> _EXERCISE PROMPT_
Show every line of the records below that contains the word "color".

Stored entries
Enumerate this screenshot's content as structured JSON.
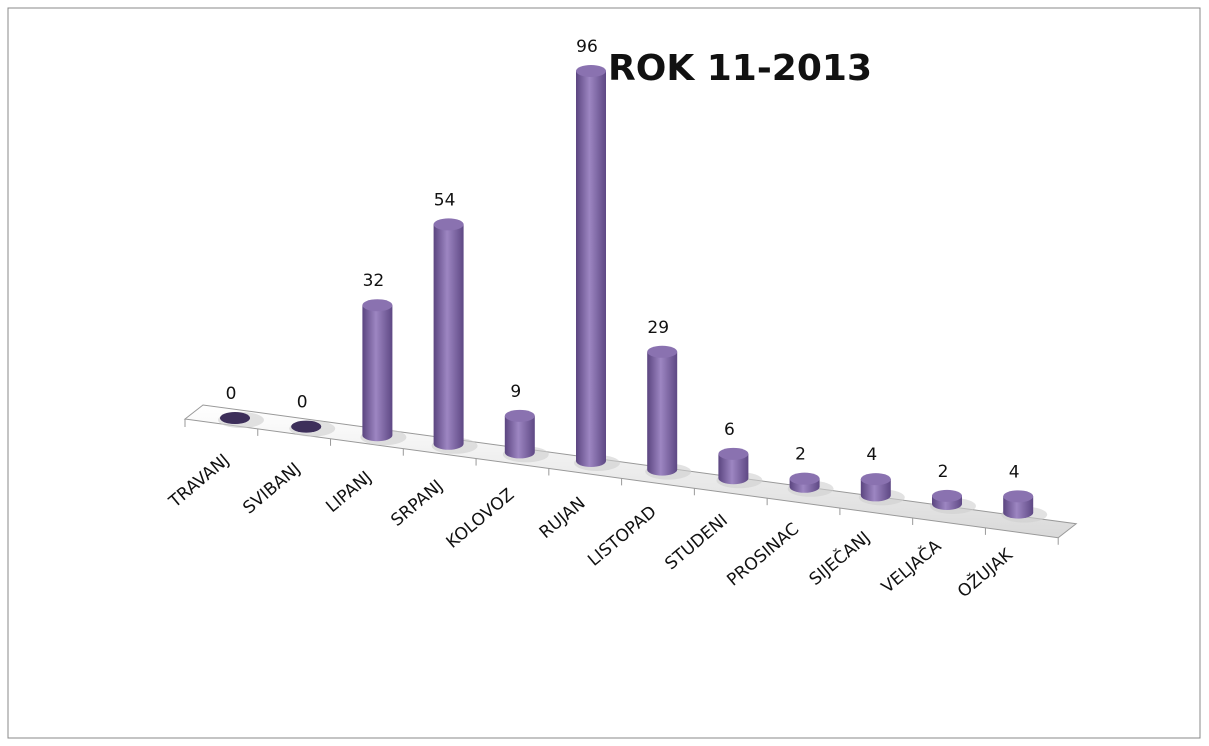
{
  "chart_data": {
    "type": "bar",
    "title": "ROK 11-2013",
    "categories": [
      "TRAVANJ",
      "SVIBANJ",
      "LIPANJ",
      "SRPANJ",
      "KOLOVOZ",
      "RUJAN",
      "LISTOPAD",
      "STUDENI",
      "PROSINAC",
      "SIJEČANJ",
      "VELJAČA",
      "OŽUJAK"
    ],
    "values": [
      0,
      0,
      32,
      54,
      9,
      96,
      29,
      6,
      2,
      4,
      2,
      4
    ],
    "color": "#8064a2"
  }
}
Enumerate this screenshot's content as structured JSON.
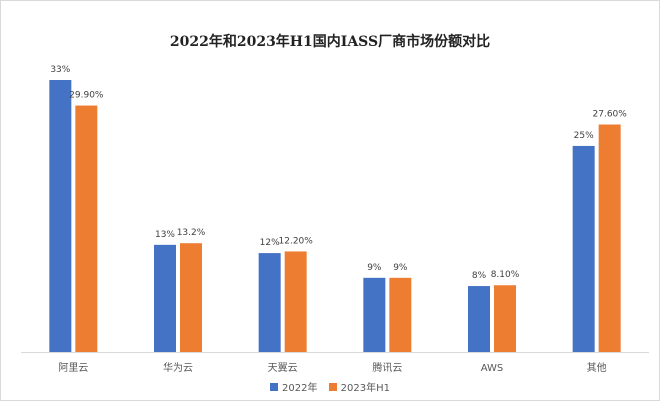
{
  "chart_data": {
    "type": "bar",
    "title": "2022年和2023年H1国内IASS厂商市场份额对比",
    "categories": [
      "阿里云",
      "华为云",
      "天翼云",
      "腾讯云",
      "AWS",
      "其他"
    ],
    "series": [
      {
        "name": "2022年",
        "values": [
          33,
          13,
          12,
          9,
          8,
          25
        ],
        "labels": [
          "33%",
          "13%",
          "12%",
          "9%",
          "8%",
          "25%"
        ],
        "color": "#4472C4"
      },
      {
        "name": "2023年H1",
        "values": [
          29.9,
          13.2,
          12.2,
          9,
          8.1,
          27.6
        ],
        "labels": [
          "29.90%",
          "13.2%",
          "12.20%",
          "9%",
          "8.10%",
          "27.60%"
        ],
        "color": "#ED7D31"
      }
    ],
    "ylim": [
      0,
      34
    ],
    "grid": false,
    "legend_position": "bottom"
  }
}
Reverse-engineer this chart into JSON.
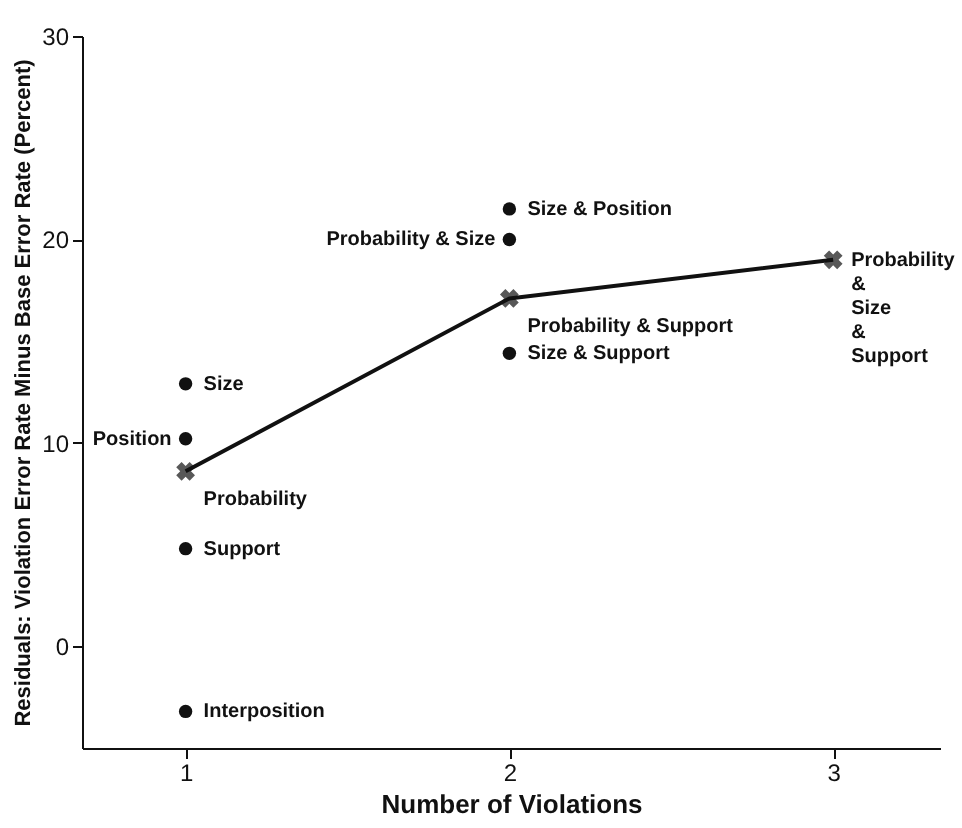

> _REPLY_
    "color": "#8064a2"
        "color": "#4472C4"
        "color": "#ED7D31"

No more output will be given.